**WHAT YOU WILL DO:**
Transcribe the material in full, exactly as written.

********

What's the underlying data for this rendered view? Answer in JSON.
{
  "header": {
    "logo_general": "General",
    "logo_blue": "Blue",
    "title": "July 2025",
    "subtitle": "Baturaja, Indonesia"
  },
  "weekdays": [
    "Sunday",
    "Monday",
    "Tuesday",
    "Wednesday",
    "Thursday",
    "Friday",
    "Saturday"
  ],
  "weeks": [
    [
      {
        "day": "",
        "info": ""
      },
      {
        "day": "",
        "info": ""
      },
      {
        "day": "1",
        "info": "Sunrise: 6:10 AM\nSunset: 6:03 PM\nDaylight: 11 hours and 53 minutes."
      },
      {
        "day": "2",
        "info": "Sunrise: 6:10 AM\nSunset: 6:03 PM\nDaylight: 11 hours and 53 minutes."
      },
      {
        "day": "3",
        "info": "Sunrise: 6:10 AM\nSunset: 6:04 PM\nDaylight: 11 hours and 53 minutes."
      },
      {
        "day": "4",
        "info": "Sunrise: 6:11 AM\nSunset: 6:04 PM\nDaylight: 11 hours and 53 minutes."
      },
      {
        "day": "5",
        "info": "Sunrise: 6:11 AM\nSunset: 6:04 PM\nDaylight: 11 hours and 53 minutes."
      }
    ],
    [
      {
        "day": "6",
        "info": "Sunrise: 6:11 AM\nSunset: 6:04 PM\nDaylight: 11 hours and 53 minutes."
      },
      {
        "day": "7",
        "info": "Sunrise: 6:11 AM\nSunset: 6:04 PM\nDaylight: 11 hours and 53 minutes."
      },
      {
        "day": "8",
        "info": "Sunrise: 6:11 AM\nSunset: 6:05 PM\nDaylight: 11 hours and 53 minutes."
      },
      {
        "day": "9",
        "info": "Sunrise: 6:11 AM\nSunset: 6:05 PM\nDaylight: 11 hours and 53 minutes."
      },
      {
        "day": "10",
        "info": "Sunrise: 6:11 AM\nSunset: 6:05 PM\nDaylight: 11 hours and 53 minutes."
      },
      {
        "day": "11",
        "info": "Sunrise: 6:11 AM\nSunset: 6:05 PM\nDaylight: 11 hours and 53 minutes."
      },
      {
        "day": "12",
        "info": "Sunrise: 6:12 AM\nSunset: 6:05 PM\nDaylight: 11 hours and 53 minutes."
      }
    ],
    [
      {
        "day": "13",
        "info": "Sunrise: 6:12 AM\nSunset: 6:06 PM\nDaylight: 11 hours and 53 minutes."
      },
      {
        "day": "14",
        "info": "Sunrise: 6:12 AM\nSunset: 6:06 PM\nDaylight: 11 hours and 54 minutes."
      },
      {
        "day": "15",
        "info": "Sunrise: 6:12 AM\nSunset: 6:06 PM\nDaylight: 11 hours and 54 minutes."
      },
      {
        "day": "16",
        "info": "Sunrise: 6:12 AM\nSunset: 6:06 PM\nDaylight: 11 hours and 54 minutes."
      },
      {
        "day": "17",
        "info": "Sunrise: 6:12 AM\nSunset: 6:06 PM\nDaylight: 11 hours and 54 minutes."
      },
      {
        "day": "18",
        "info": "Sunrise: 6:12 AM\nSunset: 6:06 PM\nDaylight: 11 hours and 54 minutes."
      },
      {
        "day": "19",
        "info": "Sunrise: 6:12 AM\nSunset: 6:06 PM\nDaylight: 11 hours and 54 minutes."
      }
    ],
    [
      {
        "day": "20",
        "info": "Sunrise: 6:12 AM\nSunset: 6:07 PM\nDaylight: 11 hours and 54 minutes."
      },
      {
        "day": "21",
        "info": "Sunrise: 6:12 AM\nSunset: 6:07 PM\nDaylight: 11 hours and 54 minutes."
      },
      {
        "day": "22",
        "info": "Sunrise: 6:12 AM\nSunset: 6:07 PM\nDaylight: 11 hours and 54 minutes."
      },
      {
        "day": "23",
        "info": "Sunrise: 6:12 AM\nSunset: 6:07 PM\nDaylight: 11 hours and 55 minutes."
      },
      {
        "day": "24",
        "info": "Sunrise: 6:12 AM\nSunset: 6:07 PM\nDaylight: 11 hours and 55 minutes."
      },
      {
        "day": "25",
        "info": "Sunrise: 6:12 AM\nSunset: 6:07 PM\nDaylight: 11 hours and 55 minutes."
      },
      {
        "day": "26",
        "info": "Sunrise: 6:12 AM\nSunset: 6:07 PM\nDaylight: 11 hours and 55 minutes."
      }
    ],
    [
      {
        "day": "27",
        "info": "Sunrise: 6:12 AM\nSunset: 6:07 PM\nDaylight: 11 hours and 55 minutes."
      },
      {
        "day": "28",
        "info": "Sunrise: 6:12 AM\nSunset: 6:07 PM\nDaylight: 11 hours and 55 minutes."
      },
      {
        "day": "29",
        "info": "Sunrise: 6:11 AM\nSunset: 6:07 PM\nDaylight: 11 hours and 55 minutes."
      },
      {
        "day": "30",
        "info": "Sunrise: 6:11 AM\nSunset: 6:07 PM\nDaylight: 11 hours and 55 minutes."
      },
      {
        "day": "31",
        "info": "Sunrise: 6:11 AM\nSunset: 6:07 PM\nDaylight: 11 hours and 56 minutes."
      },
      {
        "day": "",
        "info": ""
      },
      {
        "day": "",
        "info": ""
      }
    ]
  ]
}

********

**EXPECTED OUTPUT:**
What's the underlying data for this rendered view? Answer in JSON.
{
  "header": {
    "logo_general": "General",
    "logo_blue": "Blue",
    "title": "July 2025",
    "subtitle": "Baturaja, Indonesia"
  },
  "weekdays": [
    "Sunday",
    "Monday",
    "Tuesday",
    "Wednesday",
    "Thursday",
    "Friday",
    "Saturday"
  ],
  "weeks": [
    [
      {
        "day": "",
        "info": ""
      },
      {
        "day": "",
        "info": ""
      },
      {
        "day": "1",
        "info": "Sunrise: 6:10 AM\nSunset: 6:03 PM\nDaylight: 11 hours and 53 minutes."
      },
      {
        "day": "2",
        "info": "Sunrise: 6:10 AM\nSunset: 6:03 PM\nDaylight: 11 hours and 53 minutes."
      },
      {
        "day": "3",
        "info": "Sunrise: 6:10 AM\nSunset: 6:04 PM\nDaylight: 11 hours and 53 minutes."
      },
      {
        "day": "4",
        "info": "Sunrise: 6:11 AM\nSunset: 6:04 PM\nDaylight: 11 hours and 53 minutes."
      },
      {
        "day": "5",
        "info": "Sunrise: 6:11 AM\nSunset: 6:04 PM\nDaylight: 11 hours and 53 minutes."
      }
    ],
    [
      {
        "day": "6",
        "info": "Sunrise: 6:11 AM\nSunset: 6:04 PM\nDaylight: 11 hours and 53 minutes."
      },
      {
        "day": "7",
        "info": "Sunrise: 6:11 AM\nSunset: 6:04 PM\nDaylight: 11 hours and 53 minutes."
      },
      {
        "day": "8",
        "info": "Sunrise: 6:11 AM\nSunset: 6:05 PM\nDaylight: 11 hours and 53 minutes."
      },
      {
        "day": "9",
        "info": "Sunrise: 6:11 AM\nSunset: 6:05 PM\nDaylight: 11 hours and 53 minutes."
      },
      {
        "day": "10",
        "info": "Sunrise: 6:11 AM\nSunset: 6:05 PM\nDaylight: 11 hours and 53 minutes."
      },
      {
        "day": "11",
        "info": "Sunrise: 6:11 AM\nSunset: 6:05 PM\nDaylight: 11 hours and 53 minutes."
      },
      {
        "day": "12",
        "info": "Sunrise: 6:12 AM\nSunset: 6:05 PM\nDaylight: 11 hours and 53 minutes."
      }
    ],
    [
      {
        "day": "13",
        "info": "Sunrise: 6:12 AM\nSunset: 6:06 PM\nDaylight: 11 hours and 53 minutes."
      },
      {
        "day": "14",
        "info": "Sunrise: 6:12 AM\nSunset: 6:06 PM\nDaylight: 11 hours and 54 minutes."
      },
      {
        "day": "15",
        "info": "Sunrise: 6:12 AM\nSunset: 6:06 PM\nDaylight: 11 hours and 54 minutes."
      },
      {
        "day": "16",
        "info": "Sunrise: 6:12 AM\nSunset: 6:06 PM\nDaylight: 11 hours and 54 minutes."
      },
      {
        "day": "17",
        "info": "Sunrise: 6:12 AM\nSunset: 6:06 PM\nDaylight: 11 hours and 54 minutes."
      },
      {
        "day": "18",
        "info": "Sunrise: 6:12 AM\nSunset: 6:06 PM\nDaylight: 11 hours and 54 minutes."
      },
      {
        "day": "19",
        "info": "Sunrise: 6:12 AM\nSunset: 6:06 PM\nDaylight: 11 hours and 54 minutes."
      }
    ],
    [
      {
        "day": "20",
        "info": "Sunrise: 6:12 AM\nSunset: 6:07 PM\nDaylight: 11 hours and 54 minutes."
      },
      {
        "day": "21",
        "info": "Sunrise: 6:12 AM\nSunset: 6:07 PM\nDaylight: 11 hours and 54 minutes."
      },
      {
        "day": "22",
        "info": "Sunrise: 6:12 AM\nSunset: 6:07 PM\nDaylight: 11 hours and 54 minutes."
      },
      {
        "day": "23",
        "info": "Sunrise: 6:12 AM\nSunset: 6:07 PM\nDaylight: 11 hours and 55 minutes."
      },
      {
        "day": "24",
        "info": "Sunrise: 6:12 AM\nSunset: 6:07 PM\nDaylight: 11 hours and 55 minutes."
      },
      {
        "day": "25",
        "info": "Sunrise: 6:12 AM\nSunset: 6:07 PM\nDaylight: 11 hours and 55 minutes."
      },
      {
        "day": "26",
        "info": "Sunrise: 6:12 AM\nSunset: 6:07 PM\nDaylight: 11 hours and 55 minutes."
      }
    ],
    [
      {
        "day": "27",
        "info": "Sunrise: 6:12 AM\nSunset: 6:07 PM\nDaylight: 11 hours and 55 minutes."
      },
      {
        "day": "28",
        "info": "Sunrise: 6:12 AM\nSunset: 6:07 PM\nDaylight: 11 hours and 55 minutes."
      },
      {
        "day": "29",
        "info": "Sunrise: 6:11 AM\nSunset: 6:07 PM\nDaylight: 11 hours and 55 minutes."
      },
      {
        "day": "30",
        "info": "Sunrise: 6:11 AM\nSunset: 6:07 PM\nDaylight: 11 hours and 55 minutes."
      },
      {
        "day": "31",
        "info": "Sunrise: 6:11 AM\nSunset: 6:07 PM\nDaylight: 11 hours and 56 minutes."
      },
      {
        "day": "",
        "info": ""
      },
      {
        "day": "",
        "info": ""
      }
    ]
  ]
}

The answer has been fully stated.